= Data supplied =
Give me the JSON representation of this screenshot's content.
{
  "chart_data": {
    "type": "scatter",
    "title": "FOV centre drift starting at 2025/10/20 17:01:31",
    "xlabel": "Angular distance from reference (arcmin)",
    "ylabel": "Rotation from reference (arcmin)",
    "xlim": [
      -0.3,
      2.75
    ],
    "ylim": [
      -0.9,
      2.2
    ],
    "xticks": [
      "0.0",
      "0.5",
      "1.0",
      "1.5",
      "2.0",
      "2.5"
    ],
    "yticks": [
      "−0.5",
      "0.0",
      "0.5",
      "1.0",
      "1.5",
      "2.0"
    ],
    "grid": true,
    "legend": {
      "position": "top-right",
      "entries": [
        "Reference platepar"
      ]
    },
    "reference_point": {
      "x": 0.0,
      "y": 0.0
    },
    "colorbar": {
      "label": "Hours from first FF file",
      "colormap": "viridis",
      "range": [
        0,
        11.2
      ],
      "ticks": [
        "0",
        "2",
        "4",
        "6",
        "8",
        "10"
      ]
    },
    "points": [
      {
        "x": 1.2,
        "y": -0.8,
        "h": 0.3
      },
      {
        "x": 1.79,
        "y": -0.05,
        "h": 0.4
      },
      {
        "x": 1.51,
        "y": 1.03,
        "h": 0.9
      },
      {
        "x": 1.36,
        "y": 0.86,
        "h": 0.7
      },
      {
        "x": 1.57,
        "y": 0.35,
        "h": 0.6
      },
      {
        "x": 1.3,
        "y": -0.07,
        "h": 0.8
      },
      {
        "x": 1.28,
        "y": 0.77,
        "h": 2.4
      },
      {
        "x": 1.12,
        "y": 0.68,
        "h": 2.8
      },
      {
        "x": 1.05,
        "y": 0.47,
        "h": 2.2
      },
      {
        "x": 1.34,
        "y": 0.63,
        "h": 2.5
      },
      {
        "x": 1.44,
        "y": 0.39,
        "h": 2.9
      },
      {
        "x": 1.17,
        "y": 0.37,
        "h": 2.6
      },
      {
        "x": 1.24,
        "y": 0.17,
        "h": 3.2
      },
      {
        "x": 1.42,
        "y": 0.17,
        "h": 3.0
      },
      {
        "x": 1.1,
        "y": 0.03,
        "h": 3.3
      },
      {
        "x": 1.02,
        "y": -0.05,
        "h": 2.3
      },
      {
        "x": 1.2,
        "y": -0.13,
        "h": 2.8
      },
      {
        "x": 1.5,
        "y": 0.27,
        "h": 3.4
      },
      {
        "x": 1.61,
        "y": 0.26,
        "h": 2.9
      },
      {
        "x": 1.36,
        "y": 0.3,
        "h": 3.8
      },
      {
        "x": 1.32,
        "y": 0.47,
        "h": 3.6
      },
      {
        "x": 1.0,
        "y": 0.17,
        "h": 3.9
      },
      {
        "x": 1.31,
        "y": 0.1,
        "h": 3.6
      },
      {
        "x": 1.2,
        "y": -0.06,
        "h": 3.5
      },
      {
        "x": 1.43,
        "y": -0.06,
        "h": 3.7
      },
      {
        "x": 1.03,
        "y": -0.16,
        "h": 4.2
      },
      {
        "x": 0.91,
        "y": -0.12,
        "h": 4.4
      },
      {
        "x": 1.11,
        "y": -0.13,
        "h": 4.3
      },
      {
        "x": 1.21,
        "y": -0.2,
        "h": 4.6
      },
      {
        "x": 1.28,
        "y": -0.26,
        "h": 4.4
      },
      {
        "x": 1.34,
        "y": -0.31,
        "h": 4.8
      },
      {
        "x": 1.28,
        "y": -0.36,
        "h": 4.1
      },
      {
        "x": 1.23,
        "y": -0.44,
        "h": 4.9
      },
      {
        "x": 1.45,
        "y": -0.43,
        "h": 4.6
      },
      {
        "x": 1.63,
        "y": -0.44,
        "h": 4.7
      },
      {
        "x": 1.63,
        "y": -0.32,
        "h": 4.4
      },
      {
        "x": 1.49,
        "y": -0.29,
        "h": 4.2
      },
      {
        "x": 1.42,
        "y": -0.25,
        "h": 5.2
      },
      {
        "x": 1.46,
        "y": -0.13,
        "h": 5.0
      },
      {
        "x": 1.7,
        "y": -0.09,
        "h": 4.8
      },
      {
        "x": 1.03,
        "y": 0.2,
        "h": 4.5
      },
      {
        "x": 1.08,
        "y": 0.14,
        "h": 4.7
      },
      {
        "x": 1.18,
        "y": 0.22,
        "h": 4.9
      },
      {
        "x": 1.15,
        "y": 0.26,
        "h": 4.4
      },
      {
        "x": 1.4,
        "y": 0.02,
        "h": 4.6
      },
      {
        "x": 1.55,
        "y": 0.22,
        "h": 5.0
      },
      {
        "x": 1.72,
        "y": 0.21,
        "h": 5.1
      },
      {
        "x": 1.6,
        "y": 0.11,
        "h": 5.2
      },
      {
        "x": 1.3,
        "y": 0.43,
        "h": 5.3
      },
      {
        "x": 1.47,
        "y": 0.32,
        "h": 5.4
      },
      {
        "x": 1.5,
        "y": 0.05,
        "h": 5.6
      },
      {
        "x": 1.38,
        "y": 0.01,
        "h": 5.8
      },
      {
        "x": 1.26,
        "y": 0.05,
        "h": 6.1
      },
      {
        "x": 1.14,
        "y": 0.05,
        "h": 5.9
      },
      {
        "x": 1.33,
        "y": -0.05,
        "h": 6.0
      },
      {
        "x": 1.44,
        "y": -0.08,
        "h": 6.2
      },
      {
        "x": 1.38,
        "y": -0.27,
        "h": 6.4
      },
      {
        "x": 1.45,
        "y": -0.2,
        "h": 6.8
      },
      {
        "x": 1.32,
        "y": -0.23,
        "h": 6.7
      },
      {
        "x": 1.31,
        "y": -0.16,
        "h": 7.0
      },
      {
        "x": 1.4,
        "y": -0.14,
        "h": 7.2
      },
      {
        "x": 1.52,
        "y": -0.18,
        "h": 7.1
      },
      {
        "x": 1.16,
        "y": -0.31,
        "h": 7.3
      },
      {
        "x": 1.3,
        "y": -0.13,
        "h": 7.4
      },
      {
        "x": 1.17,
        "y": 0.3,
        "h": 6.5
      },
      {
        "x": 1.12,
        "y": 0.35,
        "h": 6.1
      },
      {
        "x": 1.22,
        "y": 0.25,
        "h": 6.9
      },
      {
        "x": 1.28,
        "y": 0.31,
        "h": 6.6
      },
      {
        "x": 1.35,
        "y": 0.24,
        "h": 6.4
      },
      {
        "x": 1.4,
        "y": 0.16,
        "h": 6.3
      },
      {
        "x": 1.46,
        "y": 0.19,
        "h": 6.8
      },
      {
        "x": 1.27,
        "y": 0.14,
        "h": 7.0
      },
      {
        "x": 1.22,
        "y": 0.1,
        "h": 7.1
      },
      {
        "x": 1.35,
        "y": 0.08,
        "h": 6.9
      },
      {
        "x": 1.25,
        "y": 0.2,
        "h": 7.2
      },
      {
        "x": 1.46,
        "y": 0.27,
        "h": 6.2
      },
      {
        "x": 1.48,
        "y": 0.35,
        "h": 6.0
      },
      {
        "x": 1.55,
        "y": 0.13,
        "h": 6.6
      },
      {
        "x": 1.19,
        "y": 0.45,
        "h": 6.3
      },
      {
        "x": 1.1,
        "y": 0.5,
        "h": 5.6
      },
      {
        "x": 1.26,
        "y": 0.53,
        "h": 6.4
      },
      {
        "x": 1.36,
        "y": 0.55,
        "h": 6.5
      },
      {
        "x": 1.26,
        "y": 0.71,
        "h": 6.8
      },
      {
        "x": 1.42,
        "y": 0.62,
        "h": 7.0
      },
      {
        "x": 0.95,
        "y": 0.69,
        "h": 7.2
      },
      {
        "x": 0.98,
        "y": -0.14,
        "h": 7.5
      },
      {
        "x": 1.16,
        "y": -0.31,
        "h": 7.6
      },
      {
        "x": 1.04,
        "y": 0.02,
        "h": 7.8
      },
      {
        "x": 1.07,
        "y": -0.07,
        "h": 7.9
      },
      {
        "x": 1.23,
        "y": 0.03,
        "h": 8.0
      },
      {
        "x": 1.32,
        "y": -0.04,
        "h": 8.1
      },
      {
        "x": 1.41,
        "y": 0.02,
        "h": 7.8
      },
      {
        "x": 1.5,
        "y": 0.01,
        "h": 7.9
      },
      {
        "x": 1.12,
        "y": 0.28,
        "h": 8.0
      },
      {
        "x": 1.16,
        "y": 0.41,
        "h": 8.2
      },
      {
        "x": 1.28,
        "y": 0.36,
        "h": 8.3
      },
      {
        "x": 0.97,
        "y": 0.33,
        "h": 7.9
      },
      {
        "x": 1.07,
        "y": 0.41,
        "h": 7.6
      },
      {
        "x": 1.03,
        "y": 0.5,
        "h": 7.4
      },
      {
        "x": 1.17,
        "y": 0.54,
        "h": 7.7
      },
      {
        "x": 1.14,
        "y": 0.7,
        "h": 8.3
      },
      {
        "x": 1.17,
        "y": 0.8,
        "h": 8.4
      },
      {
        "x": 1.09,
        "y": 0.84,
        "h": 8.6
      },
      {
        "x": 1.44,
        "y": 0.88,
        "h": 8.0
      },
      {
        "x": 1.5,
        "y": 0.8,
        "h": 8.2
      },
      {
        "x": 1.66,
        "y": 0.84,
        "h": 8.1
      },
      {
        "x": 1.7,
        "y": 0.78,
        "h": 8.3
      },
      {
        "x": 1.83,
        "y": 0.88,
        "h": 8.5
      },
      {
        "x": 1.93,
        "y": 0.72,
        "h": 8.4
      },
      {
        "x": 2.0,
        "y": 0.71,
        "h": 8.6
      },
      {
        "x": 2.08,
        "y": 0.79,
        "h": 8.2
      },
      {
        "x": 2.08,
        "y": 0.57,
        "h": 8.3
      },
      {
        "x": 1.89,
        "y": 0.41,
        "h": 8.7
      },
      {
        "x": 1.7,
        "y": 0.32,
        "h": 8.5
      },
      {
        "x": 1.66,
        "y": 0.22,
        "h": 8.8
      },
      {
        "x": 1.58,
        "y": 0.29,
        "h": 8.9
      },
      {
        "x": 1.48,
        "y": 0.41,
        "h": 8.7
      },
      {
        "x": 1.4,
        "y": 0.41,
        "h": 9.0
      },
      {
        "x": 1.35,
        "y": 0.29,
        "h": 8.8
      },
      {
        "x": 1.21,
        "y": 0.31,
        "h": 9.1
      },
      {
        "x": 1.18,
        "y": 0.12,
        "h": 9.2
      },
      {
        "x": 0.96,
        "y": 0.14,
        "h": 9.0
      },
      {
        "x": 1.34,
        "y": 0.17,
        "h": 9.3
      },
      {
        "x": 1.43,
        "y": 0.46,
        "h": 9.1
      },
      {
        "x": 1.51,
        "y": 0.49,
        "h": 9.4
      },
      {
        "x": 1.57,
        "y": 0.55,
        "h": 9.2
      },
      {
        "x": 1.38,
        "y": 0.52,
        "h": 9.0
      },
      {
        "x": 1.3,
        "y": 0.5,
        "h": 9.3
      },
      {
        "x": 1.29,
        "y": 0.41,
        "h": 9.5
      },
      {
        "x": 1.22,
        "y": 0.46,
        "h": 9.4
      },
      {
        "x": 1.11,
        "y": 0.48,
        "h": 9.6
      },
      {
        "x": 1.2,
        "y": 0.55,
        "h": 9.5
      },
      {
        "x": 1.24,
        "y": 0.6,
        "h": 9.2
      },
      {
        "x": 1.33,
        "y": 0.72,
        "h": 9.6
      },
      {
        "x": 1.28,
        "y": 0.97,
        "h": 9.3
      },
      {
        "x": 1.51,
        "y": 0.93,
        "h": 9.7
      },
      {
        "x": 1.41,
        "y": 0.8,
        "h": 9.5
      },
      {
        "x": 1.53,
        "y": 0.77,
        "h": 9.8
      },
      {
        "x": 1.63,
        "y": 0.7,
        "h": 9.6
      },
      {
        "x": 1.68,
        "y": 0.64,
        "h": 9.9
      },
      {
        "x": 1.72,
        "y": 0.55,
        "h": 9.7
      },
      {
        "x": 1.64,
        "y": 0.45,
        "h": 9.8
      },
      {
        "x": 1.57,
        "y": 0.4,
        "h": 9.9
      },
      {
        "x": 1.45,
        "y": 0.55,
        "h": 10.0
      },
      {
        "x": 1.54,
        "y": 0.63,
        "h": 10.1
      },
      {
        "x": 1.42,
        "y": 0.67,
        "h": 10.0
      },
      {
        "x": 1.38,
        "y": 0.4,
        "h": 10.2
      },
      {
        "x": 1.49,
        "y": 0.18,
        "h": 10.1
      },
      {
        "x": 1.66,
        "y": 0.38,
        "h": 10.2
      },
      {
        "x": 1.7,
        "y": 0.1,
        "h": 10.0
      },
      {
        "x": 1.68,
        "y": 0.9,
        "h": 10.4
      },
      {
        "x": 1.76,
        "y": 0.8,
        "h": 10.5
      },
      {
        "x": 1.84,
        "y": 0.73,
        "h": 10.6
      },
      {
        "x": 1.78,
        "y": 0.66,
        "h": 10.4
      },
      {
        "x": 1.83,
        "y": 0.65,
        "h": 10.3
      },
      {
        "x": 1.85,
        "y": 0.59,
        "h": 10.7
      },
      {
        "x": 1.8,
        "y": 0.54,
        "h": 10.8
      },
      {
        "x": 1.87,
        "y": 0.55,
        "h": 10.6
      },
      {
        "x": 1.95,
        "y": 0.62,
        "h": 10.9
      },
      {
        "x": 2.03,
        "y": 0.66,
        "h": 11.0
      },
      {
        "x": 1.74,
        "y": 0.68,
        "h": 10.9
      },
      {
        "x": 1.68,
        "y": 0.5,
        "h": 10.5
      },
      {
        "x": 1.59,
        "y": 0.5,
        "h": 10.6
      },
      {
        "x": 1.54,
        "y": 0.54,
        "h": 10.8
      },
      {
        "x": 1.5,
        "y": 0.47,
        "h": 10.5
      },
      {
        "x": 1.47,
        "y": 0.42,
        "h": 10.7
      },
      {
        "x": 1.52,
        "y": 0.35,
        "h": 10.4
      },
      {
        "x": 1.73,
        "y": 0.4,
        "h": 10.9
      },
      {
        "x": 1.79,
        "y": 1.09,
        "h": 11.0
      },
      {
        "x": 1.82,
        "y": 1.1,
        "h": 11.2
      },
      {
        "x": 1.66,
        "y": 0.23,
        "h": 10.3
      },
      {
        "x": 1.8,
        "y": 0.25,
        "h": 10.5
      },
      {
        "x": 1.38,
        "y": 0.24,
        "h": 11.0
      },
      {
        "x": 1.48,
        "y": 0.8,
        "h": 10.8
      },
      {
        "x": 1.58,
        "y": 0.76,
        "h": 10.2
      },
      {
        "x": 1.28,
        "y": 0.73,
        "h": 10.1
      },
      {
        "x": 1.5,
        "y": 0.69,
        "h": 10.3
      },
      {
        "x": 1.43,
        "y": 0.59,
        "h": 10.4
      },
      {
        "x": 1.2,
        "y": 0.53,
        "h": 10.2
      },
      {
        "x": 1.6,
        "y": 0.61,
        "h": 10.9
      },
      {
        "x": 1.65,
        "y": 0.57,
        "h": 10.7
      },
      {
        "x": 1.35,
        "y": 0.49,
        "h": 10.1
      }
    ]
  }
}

= Problem statement =
Lines of the material that contain the word "from" are to be gathered.

= Written solution =
    "xlabel": "Angular distance from reference (arcmin)",
    "ylabel": "Rotation from reference (arcmin)",
      "label": "Hours from first FF file",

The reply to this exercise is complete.